■ What is asked
Below is the data. Give it again, complete and exact.

Collected data:

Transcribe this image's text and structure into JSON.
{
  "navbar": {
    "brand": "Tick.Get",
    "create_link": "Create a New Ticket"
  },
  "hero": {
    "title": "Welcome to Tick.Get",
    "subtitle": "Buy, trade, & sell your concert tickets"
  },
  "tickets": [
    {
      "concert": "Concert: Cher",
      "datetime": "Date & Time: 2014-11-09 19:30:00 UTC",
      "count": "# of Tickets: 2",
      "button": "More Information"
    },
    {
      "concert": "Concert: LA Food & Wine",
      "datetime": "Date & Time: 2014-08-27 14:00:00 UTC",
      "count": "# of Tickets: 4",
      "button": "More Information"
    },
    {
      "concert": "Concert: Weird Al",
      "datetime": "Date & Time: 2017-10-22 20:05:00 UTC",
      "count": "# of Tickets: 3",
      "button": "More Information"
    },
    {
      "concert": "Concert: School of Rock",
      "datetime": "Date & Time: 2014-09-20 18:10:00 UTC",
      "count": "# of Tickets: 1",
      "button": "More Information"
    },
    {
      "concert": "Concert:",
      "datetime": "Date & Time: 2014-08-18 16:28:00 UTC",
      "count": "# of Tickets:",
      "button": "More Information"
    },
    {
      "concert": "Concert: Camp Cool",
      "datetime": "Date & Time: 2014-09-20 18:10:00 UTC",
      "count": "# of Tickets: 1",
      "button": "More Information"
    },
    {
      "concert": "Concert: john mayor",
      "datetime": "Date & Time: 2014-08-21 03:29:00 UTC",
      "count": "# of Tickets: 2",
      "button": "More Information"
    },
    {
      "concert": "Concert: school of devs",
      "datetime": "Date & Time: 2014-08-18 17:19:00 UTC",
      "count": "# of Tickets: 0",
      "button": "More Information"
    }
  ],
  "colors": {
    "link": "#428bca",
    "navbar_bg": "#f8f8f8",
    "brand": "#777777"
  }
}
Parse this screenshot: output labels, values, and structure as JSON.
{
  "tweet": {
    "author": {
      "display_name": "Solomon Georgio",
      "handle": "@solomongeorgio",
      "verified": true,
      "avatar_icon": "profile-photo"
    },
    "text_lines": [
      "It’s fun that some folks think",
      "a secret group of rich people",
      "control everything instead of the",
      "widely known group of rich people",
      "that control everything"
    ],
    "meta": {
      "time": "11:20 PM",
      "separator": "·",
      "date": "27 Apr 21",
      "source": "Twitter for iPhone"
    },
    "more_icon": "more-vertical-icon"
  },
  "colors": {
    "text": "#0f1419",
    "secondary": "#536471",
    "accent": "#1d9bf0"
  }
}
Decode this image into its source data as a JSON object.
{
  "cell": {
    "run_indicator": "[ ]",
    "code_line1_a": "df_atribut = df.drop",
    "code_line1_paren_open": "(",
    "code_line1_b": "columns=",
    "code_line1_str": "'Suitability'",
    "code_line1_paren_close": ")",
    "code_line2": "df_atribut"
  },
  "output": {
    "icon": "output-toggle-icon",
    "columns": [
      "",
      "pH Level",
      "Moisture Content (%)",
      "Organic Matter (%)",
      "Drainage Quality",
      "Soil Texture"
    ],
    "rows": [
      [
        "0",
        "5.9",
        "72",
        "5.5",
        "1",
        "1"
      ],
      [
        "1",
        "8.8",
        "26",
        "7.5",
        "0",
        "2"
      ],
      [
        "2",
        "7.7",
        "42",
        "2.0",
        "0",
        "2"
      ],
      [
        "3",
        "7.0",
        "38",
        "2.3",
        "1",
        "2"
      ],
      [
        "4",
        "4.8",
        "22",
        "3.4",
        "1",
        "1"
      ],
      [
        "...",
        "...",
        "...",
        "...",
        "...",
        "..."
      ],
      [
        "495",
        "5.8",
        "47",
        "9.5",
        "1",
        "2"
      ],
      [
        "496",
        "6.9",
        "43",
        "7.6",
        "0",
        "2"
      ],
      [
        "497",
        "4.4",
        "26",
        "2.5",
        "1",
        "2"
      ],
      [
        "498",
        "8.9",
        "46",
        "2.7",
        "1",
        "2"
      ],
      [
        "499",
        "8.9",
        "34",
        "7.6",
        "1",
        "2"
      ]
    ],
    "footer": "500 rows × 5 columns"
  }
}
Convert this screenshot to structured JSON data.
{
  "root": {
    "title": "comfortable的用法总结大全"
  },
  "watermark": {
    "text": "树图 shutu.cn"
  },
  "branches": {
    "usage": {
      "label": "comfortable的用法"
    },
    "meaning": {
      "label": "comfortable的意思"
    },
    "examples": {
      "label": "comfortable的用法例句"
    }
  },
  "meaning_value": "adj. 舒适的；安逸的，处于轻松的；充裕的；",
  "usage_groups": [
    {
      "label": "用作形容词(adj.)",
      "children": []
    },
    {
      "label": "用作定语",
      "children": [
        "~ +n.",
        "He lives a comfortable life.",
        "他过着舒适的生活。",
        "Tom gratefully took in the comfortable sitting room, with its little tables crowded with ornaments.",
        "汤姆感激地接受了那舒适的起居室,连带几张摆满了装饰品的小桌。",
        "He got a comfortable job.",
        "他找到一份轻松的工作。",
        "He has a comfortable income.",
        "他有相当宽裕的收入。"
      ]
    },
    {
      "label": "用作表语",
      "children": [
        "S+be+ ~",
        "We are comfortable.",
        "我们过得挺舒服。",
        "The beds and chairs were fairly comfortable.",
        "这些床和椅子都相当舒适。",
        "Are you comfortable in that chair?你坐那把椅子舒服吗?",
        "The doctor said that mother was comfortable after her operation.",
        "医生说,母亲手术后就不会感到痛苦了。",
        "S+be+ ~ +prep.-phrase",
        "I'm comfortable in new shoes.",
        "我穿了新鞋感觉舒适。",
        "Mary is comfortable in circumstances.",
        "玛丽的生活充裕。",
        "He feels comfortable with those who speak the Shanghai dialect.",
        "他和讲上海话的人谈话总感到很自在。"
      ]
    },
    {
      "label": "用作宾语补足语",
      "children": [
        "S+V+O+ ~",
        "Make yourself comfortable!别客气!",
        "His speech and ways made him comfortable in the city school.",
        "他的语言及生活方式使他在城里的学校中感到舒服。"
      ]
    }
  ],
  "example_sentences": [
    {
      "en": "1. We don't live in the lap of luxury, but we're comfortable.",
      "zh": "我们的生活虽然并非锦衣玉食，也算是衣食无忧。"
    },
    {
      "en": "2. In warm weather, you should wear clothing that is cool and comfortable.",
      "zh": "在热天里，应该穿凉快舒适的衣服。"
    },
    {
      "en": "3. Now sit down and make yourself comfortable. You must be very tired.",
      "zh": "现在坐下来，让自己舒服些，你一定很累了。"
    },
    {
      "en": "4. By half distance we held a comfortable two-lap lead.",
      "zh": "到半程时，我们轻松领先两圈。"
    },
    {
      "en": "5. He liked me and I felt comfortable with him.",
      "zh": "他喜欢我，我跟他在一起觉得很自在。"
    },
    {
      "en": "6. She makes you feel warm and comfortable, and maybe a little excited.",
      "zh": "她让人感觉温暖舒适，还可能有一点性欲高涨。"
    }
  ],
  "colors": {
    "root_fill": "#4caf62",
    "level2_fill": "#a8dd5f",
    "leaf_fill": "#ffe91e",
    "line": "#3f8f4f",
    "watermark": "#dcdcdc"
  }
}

■ Response to this task
Transcribe this image's text and structure into JSON.
{
  "navbar": {
    "brand": "Tick.Get",
    "create_link": "Create a New Ticket"
  },
  "hero": {
    "title": "Welcome to Tick.Get",
    "subtitle": "Buy, trade, & sell your concert tickets"
  },
  "tickets": [
    {
      "concert": "Concert: Cher",
      "datetime": "Date & Time: 2014-11-09 19:30:00 UTC",
      "count": "# of Tickets: 2",
      "button": "More Information"
    },
    {
      "concert": "Concert: LA Food & Wine",
      "datetime": "Date & Time: 2014-08-27 14:00:00 UTC",
      "count": "# of Tickets: 4",
      "button": "More Information"
    },
    {
      "concert": "Concert: Weird Al",
      "datetime": "Date & Time: 2017-10-22 20:05:00 UTC",
      "count": "# of Tickets: 3",
      "button": "More Information"
    },
    {
      "concert": "Concert: School of Rock",
      "datetime": "Date & Time: 2014-09-20 18:10:00 UTC",
      "count": "# of Tickets: 1",
      "button": "More Information"
    },
    {
      "concert": "Concert:",
      "datetime": "Date & Time: 2014-08-18 16:28:00 UTC",
      "count": "# of Tickets:",
      "button": "More Information"
    },
    {
      "concert": "Concert: Camp Cool",
      "datetime": "Date & Time: 2014-09-20 18:10:00 UTC",
      "count": "# of Tickets: 1",
      "button": "More Information"
    },
    {
      "concert": "Concert: john mayor",
      "datetime": "Date & Time: 2014-08-21 03:29:00 UTC",
      "count": "# of Tickets: 2",
      "button": "More Information"
    },
    {
      "concert": "Concert: school of devs",
      "datetime": "Date & Time: 2014-08-18 17:19:00 UTC",
      "count": "# of Tickets: 0",
      "button": "More Information"
    }
  ],
  "colors": {
    "link": "#428bca",
    "navbar_bg": "#f8f8f8",
    "brand": "#777777"
  }
}
Parse this screenshot: output labels, values, and structure as JSON.
{
  "tweet": {
    "author": {
      "display_name": "Solomon Georgio",
      "handle": "@solomongeorgio",
      "verified": true,
      "avatar_icon": "profile-photo"
    },
    "text_lines": [
      "It’s fun that some folks think",
      "a secret group of rich people",
      "control everything instead of the",
      "widely known group of rich people",
      "that control everything"
    ],
    "meta": {
      "time": "11:20 PM",
      "separator": "·",
      "date": "27 Apr 21",
      "source": "Twitter for iPhone"
    },
    "more_icon": "more-vertical-icon"
  },
  "colors": {
    "text": "#0f1419",
    "secondary": "#536471",
    "accent": "#1d9bf0"
  }
}
Decode this image into its source data as a JSON object.
{
  "cell": {
    "run_indicator": "[ ]",
    "code_line1_a": "df_atribut = df.drop",
    "code_line1_paren_open": "(",
    "code_line1_b": "columns=",
    "code_line1_str": "'Suitability'",
    "code_line1_paren_close": ")",
    "code_line2": "df_atribut"
  },
  "output": {
    "icon": "output-toggle-icon",
    "columns": [
      "",
      "pH Level",
      "Moisture Content (%)",
      "Organic Matter (%)",
      "Drainage Quality",
      "Soil Texture"
    ],
    "rows": [
      [
        "0",
        "5.9",
        "72",
        "5.5",
        "1",
        "1"
      ],
      [
        "1",
        "8.8",
        "26",
        "7.5",
        "0",
        "2"
      ],
      [
        "2",
        "7.7",
        "42",
        "2.0",
        "0",
        "2"
      ],
      [
        "3",
        "7.0",
        "38",
        "2.3",
        "1",
        "2"
      ],
      [
        "4",
        "4.8",
        "22",
        "3.4",
        "1",
        "1"
      ],
      [
        "...",
        "...",
        "...",
        "...",
        "...",
        "..."
      ],
      [
        "495",
        "5.8",
        "47",
        "9.5",
        "1",
        "2"
      ],
      [
        "496",
        "6.9",
        "43",
        "7.6",
        "0",
        "2"
      ],
      [
        "497",
        "4.4",
        "26",
        "2.5",
        "1",
        "2"
      ],
      [
        "498",
        "8.9",
        "46",
        "2.7",
        "1",
        "2"
      ],
      [
        "499",
        "8.9",
        "34",
        "7.6",
        "1",
        "2"
      ]
    ],
    "footer": "500 rows × 5 columns"
  }
}
Convert this screenshot to structured JSON data.
{
  "root": {
    "title": "comfortable的用法总结大全"
  },
  "watermark": {
    "text": "树图 shutu.cn"
  },
  "branches": {
    "usage": {
      "label": "comfortable的用法"
    },
    "meaning": {
      "label": "comfortable的意思"
    },
    "examples": {
      "label": "comfortable的用法例句"
    }
  },
  "meaning_value": "adj. 舒适的；安逸的，处于轻松的；充裕的；",
  "usage_groups": [
    {
      "label": "用作形容词(adj.)",
      "children": []
    },
    {
      "label": "用作定语",
      "children": [
        "~ +n.",
        "He lives a comfortable life.",
        "他过着舒适的生活。",
        "Tom gratefully took in the comfortable sitting room, with its little tables crowded with ornaments.",
        "汤姆感激地接受了那舒适的起居室,连带几张摆满了装饰品的小桌。",
        "He got a comfortable job.",
        "他找到一份轻松的工作。",
        "He has a comfortable income.",
        "他有相当宽裕的收入。"
      ]
    },
    {
      "label": "用作表语",
      "children": [
        "S+be+ ~",
        "We are comfortable.",
        "我们过得挺舒服。",
        "The beds and chairs were fairly comfortable.",
        "这些床和椅子都相当舒适。",
        "Are you comfortable in that chair?你坐那把椅子舒服吗?",
        "The doctor said that mother was comfortable after her operation.",
        "医生说,母亲手术后就不会感到痛苦了。",
        "S+be+ ~ +prep.-phrase",
        "I'm comfortable in new shoes.",
        "我穿了新鞋感觉舒适。",
        "Mary is comfortable in circumstances.",
        "玛丽的生活充裕。",
        "He feels comfortable with those who speak the Shanghai dialect.",
        "他和讲上海话的人谈话总感到很自在。"
      ]
    },
    {
      "label": "用作宾语补足语",
      "children": [
        "S+V+O+ ~",
        "Make yourself comfortable!别客气!",
        "His speech and ways made him comfortable in the city school.",
        "他的语言及生活方式使他在城里的学校中感到舒服。"
      ]
    }
  ],
  "example_sentences": [
    {
      "en": "1. We don't live in the lap of luxury, but we're comfortable.",
      "zh": "我们的生活虽然并非锦衣玉食，也算是衣食无忧。"
    },
    {
      "en": "2. In warm weather, you should wear clothing that is cool and comfortable.",
      "zh": "在热天里，应该穿凉快舒适的衣服。"
    },
    {
      "en": "3. Now sit down and make yourself comfortable. You must be very tired.",
      "zh": "现在坐下来，让自己舒服些，你一定很累了。"
    },
    {
      "en": "4. By half distance we held a comfortable two-lap lead.",
      "zh": "到半程时，我们轻松领先两圈。"
    },
    {
      "en": "5. He liked me and I felt comfortable with him.",
      "zh": "他喜欢我，我跟他在一起觉得很自在。"
    },
    {
      "en": "6. She makes you feel warm and comfortable, and maybe a little excited.",
      "zh": "她让人感觉温暖舒适，还可能有一点性欲高涨。"
    }
  ],
  "colors": {
    "root_fill": "#4caf62",
    "level2_fill": "#a8dd5f",
    "leaf_fill": "#ffe91e",
    "line": "#3f8f4f",
    "watermark": "#dcdcdc"
  }
}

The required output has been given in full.